Gather up all lines that carry the word "screenshot".
====================
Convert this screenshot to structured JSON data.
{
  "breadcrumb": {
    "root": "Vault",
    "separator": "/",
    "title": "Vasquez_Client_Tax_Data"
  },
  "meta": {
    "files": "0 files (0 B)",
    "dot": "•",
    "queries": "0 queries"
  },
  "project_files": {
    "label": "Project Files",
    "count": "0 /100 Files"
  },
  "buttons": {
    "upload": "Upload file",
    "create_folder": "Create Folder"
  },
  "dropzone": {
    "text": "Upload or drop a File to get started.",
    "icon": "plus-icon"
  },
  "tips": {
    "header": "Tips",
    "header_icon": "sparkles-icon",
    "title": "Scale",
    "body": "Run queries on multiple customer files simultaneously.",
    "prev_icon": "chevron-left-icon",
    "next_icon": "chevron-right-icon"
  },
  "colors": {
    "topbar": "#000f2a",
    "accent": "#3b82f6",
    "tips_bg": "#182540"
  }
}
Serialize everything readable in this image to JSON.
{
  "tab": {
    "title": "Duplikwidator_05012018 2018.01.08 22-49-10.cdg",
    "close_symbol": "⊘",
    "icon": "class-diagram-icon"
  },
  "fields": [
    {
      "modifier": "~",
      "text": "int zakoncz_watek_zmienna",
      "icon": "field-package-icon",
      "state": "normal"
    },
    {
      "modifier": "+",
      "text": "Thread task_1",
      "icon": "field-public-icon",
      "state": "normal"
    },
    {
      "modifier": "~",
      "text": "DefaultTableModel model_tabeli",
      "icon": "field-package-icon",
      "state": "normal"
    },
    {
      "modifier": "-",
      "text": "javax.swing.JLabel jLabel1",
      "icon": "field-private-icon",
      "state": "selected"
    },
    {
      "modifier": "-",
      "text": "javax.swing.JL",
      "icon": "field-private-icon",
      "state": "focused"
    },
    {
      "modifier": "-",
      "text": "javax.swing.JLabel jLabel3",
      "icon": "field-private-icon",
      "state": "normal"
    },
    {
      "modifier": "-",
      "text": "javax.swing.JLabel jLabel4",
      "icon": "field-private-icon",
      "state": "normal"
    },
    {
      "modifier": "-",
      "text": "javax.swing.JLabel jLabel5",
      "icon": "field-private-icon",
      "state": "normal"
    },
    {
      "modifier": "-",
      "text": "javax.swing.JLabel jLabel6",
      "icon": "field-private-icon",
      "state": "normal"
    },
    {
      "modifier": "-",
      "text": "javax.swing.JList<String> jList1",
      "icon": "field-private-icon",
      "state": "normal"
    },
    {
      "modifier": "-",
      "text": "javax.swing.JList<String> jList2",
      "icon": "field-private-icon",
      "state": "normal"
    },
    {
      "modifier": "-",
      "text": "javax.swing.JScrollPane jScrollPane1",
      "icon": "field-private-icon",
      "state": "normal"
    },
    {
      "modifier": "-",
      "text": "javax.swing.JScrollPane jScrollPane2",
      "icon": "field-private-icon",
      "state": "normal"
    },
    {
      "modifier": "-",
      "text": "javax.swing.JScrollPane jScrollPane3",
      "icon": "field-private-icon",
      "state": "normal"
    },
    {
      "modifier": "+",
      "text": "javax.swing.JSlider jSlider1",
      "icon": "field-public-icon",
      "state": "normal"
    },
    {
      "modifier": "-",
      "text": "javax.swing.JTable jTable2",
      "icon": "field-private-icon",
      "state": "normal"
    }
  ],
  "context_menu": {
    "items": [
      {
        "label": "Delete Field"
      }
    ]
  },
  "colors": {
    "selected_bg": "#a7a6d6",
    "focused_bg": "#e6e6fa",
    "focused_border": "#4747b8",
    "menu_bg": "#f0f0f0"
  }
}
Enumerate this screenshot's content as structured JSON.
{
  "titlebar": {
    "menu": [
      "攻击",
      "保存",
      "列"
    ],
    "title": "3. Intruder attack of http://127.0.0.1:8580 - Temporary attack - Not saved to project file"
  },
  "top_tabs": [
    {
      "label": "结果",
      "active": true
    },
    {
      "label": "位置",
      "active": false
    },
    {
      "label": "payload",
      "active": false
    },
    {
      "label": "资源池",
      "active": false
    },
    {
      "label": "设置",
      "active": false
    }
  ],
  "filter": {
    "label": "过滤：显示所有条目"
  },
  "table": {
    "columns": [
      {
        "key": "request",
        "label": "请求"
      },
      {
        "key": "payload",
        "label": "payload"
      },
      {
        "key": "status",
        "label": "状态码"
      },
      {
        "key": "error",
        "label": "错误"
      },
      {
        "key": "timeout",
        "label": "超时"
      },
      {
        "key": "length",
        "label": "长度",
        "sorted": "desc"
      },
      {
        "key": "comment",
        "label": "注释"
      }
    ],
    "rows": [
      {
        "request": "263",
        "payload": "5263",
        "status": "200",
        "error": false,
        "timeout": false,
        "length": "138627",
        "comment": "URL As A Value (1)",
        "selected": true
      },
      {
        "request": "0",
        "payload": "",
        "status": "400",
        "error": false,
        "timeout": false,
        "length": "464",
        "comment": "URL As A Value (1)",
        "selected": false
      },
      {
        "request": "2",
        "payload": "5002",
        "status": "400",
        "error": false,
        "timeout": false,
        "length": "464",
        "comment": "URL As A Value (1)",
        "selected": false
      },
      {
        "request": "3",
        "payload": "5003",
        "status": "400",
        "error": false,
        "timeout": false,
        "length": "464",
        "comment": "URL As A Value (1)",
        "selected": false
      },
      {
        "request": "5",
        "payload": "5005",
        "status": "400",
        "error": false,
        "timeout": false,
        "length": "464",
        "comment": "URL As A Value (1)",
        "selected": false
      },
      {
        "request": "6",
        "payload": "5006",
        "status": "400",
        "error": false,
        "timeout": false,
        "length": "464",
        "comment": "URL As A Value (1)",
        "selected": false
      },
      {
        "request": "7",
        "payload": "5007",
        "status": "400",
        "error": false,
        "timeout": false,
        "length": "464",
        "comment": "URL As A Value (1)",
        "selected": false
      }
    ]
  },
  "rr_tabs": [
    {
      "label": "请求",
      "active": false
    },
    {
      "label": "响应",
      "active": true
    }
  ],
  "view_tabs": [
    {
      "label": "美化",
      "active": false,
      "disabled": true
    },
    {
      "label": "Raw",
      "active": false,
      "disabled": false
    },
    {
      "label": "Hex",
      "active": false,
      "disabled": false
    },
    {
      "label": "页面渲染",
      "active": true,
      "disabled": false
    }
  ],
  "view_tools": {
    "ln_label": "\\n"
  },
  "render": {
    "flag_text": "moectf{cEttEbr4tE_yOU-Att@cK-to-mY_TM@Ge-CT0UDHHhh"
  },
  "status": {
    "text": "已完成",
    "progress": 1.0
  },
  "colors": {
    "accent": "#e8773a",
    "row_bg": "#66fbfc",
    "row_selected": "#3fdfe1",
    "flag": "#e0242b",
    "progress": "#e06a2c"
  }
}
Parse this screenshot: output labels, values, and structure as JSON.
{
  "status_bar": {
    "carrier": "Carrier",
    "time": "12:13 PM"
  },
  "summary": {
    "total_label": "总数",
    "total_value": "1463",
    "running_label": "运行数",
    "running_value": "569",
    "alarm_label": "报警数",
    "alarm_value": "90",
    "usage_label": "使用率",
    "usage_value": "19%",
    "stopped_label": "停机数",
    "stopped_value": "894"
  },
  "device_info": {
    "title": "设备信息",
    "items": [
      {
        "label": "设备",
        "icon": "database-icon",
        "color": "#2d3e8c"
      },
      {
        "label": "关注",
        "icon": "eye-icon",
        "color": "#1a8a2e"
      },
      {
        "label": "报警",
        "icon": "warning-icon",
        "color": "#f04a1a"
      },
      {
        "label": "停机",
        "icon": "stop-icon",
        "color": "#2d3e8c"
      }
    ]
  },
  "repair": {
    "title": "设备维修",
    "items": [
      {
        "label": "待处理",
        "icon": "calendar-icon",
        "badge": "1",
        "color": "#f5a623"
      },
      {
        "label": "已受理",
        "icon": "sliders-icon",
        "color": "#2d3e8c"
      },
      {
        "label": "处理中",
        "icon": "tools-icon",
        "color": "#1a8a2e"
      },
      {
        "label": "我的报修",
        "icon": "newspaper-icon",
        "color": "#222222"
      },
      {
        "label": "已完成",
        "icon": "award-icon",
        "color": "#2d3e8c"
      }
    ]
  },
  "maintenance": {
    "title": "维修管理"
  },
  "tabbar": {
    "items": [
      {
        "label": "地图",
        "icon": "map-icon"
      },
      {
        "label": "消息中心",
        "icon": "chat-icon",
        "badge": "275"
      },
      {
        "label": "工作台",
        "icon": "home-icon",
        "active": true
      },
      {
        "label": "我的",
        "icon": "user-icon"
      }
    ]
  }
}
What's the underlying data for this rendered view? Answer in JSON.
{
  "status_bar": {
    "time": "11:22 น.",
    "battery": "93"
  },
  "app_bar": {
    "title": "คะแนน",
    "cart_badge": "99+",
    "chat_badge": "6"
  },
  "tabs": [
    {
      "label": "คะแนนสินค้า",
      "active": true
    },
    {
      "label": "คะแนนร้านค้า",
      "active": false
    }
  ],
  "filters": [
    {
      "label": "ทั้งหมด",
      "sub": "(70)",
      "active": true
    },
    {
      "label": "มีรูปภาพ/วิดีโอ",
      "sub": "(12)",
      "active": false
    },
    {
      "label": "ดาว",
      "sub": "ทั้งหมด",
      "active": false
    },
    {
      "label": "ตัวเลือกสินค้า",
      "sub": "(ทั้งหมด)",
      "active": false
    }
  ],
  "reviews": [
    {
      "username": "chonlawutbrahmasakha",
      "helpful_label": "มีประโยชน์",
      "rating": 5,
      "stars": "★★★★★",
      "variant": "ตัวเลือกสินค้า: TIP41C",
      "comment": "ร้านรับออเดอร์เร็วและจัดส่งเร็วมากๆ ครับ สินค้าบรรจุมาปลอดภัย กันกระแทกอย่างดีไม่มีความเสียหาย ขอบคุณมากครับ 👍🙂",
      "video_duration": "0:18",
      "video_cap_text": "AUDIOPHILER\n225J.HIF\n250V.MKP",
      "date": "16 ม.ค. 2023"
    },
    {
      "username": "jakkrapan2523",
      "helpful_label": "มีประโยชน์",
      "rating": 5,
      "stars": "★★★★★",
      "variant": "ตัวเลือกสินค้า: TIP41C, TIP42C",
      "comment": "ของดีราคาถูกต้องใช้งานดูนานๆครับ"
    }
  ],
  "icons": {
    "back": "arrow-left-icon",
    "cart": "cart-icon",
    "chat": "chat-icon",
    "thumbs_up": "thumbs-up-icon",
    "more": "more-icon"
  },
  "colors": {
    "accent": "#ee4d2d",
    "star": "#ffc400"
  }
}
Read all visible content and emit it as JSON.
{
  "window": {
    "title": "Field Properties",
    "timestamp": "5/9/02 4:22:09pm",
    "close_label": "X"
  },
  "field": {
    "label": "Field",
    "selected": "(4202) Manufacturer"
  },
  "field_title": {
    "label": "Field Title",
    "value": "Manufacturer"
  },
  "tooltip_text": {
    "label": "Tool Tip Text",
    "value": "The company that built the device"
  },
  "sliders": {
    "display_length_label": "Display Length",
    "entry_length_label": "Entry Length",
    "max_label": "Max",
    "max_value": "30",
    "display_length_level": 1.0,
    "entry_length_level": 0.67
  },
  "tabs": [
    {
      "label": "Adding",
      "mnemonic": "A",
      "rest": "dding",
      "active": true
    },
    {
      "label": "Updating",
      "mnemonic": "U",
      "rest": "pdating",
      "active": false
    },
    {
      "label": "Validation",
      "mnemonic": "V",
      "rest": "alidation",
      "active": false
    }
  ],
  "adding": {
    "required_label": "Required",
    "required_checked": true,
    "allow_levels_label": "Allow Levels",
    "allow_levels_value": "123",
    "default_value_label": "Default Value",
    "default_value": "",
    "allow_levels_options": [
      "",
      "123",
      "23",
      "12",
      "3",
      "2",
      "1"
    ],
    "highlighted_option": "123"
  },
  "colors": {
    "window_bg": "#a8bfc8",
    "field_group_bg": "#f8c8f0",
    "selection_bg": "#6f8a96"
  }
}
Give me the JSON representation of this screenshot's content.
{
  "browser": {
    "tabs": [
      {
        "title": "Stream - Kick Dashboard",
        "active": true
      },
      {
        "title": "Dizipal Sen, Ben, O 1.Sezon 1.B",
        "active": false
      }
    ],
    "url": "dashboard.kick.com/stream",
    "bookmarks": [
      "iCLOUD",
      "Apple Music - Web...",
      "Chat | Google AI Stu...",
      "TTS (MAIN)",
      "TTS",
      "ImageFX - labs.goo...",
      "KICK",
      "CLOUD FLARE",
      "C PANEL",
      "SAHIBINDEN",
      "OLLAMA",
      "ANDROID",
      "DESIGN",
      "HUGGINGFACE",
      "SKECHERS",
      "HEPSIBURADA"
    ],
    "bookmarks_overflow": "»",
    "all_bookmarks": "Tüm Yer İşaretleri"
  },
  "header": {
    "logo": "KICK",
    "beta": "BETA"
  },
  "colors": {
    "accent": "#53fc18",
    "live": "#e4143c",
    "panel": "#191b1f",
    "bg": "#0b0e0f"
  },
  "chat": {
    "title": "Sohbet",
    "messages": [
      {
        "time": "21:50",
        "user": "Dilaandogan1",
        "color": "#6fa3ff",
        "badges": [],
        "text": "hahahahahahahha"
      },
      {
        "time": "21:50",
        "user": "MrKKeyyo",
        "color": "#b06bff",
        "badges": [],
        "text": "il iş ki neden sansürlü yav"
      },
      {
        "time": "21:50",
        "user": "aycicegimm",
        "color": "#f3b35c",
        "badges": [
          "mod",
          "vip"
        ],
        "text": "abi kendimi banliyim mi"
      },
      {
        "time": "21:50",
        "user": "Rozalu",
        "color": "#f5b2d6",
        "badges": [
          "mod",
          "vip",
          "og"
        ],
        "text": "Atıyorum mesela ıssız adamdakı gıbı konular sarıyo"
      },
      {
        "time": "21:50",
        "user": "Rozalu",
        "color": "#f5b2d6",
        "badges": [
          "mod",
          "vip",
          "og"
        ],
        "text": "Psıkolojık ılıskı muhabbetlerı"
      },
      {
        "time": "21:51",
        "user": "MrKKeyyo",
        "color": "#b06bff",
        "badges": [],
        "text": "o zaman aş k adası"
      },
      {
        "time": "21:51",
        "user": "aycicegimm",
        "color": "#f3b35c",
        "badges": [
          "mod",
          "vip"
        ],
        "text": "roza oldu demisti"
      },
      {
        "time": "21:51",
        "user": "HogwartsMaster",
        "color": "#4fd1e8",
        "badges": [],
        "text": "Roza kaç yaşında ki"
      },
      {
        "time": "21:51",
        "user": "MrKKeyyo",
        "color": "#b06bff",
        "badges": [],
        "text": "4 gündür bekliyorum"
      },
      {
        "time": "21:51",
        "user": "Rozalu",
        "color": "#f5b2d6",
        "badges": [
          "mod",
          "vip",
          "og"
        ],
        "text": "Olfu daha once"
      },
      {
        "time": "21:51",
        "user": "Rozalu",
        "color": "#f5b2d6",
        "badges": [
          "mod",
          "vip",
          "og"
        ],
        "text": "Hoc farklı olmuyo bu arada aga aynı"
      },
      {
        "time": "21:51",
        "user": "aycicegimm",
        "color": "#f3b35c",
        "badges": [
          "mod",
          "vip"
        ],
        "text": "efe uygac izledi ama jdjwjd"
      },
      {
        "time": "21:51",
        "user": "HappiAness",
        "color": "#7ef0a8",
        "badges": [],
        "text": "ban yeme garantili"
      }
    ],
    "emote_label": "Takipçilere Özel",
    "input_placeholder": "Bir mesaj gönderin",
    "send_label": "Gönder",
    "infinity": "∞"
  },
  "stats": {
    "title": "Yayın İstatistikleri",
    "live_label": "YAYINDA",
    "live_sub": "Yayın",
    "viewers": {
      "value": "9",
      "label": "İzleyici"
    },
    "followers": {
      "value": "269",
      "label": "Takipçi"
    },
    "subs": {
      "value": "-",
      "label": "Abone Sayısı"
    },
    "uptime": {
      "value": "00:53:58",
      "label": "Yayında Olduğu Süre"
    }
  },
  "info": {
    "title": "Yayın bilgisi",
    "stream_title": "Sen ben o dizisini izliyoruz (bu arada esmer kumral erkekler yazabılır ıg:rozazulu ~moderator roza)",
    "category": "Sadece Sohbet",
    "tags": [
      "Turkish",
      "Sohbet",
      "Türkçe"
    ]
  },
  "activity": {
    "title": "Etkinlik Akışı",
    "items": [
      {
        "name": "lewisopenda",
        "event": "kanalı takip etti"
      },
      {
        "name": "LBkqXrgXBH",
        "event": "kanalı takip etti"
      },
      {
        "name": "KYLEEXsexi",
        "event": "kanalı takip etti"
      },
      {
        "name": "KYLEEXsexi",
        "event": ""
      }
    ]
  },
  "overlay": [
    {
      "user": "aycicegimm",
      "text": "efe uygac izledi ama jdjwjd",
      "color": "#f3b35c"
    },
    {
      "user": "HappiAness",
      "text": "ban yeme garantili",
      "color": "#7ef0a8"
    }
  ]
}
====================
◆ Written solution ◆
Convert this screenshot to structured JSON data.
Enumerate this screenshot's content as structured JSON.
Parse this screenshot: output labels, values, and structure as JSON.
Give me the JSON representation of this screenshot's content.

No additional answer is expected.